What lines of the material below hold the string "evidence"? Copy them out.
========
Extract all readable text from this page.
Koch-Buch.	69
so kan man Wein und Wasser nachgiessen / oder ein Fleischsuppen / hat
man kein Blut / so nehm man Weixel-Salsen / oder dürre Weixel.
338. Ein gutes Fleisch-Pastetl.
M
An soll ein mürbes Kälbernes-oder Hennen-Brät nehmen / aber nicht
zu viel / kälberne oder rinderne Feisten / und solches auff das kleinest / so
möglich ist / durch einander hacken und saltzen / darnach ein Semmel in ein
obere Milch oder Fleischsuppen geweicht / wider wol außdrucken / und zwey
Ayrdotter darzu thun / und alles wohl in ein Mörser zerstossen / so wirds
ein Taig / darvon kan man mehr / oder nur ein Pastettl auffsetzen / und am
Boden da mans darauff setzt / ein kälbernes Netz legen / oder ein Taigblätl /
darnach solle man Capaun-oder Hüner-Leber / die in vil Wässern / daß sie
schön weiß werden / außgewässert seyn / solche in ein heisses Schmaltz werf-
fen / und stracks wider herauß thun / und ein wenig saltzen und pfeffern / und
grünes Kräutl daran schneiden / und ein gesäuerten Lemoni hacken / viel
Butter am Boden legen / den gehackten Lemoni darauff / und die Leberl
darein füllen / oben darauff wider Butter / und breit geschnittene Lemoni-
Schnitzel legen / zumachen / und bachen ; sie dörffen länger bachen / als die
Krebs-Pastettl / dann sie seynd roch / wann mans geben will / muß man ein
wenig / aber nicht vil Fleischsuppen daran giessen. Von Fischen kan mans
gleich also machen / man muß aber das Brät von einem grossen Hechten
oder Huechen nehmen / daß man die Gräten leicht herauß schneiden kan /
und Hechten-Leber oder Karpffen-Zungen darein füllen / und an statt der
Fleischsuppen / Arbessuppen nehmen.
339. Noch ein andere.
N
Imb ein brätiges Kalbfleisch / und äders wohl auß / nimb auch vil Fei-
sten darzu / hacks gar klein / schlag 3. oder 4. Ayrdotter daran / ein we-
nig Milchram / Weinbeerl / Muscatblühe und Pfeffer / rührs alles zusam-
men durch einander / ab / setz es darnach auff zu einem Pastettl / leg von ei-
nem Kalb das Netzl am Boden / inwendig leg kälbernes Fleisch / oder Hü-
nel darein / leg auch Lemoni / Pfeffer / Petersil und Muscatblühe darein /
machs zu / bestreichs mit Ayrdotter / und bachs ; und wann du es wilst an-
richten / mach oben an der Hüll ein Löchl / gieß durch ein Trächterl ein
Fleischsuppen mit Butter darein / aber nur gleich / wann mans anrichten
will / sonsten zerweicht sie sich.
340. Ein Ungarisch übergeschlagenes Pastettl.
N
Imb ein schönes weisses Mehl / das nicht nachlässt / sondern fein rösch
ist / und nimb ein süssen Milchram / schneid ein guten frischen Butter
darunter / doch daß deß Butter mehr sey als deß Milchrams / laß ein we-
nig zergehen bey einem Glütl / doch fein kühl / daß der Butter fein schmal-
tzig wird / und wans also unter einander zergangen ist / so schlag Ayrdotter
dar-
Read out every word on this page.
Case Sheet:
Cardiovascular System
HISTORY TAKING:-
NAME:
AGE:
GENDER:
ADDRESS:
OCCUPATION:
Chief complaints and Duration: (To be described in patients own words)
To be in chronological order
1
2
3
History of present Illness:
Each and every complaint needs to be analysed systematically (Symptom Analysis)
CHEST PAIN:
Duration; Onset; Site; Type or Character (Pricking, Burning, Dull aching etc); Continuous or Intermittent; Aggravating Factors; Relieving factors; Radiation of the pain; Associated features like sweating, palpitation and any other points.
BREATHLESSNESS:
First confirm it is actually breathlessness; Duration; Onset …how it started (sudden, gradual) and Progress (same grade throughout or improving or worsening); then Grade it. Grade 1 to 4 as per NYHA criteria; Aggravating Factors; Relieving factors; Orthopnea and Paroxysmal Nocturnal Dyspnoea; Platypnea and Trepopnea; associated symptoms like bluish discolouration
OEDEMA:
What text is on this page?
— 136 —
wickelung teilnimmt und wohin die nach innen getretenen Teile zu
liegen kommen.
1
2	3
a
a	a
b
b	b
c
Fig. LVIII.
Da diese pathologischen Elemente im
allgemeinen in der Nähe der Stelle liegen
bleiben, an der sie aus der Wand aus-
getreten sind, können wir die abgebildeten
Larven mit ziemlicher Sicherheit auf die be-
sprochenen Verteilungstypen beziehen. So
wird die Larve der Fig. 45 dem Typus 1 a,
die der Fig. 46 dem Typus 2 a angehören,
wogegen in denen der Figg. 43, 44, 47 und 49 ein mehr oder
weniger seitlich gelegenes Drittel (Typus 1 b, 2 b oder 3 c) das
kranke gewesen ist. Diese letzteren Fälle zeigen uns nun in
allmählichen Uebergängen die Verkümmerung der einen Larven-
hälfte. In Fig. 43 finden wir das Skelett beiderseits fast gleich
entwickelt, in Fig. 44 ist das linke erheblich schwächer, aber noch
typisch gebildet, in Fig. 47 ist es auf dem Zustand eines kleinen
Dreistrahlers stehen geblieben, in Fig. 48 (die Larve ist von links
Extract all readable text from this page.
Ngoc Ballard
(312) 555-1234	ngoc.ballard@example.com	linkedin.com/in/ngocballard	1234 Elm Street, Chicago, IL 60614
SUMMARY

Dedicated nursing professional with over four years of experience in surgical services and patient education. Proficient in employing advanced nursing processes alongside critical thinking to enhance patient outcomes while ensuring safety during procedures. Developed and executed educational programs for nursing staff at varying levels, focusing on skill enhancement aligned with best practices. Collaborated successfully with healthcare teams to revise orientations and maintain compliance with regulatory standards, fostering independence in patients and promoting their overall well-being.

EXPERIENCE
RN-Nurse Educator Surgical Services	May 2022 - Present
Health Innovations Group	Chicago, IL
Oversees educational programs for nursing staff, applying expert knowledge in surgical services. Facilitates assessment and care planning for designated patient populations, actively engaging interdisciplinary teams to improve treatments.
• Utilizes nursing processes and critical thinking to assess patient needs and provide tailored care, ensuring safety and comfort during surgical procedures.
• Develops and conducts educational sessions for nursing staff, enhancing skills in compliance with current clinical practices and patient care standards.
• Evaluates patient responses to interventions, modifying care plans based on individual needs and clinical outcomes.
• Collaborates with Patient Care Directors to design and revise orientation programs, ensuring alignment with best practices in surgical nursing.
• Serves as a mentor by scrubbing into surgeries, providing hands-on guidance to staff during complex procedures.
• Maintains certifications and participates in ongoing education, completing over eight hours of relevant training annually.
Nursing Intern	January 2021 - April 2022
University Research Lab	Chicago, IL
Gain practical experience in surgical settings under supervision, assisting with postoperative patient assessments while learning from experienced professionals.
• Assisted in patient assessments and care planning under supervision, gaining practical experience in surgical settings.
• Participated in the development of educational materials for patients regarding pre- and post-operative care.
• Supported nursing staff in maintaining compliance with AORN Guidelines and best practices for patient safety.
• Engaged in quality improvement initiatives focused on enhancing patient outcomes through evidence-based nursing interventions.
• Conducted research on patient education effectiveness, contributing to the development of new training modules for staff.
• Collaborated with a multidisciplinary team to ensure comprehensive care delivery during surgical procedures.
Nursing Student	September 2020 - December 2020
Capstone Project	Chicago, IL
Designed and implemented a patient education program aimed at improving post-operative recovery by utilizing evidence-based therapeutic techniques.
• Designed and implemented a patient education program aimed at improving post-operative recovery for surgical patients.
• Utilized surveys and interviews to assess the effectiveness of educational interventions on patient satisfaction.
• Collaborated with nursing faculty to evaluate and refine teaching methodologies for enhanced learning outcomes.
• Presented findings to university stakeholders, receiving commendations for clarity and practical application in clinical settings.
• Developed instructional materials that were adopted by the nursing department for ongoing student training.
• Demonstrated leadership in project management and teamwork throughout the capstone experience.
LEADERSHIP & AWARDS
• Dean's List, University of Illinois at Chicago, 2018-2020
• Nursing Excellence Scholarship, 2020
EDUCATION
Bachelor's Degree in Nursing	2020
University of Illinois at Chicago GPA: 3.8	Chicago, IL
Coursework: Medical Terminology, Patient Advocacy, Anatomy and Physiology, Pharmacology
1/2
========
**RESULT OF THE EXERCISE**.
• Engaged in quality improvement initiatives focused on enhancing patient outcomes through evidence-based nursing interventions.
Designed and implemented a patient education program aimed at improving post-operative recovery by utilizing evidence-based therapeutic techniques.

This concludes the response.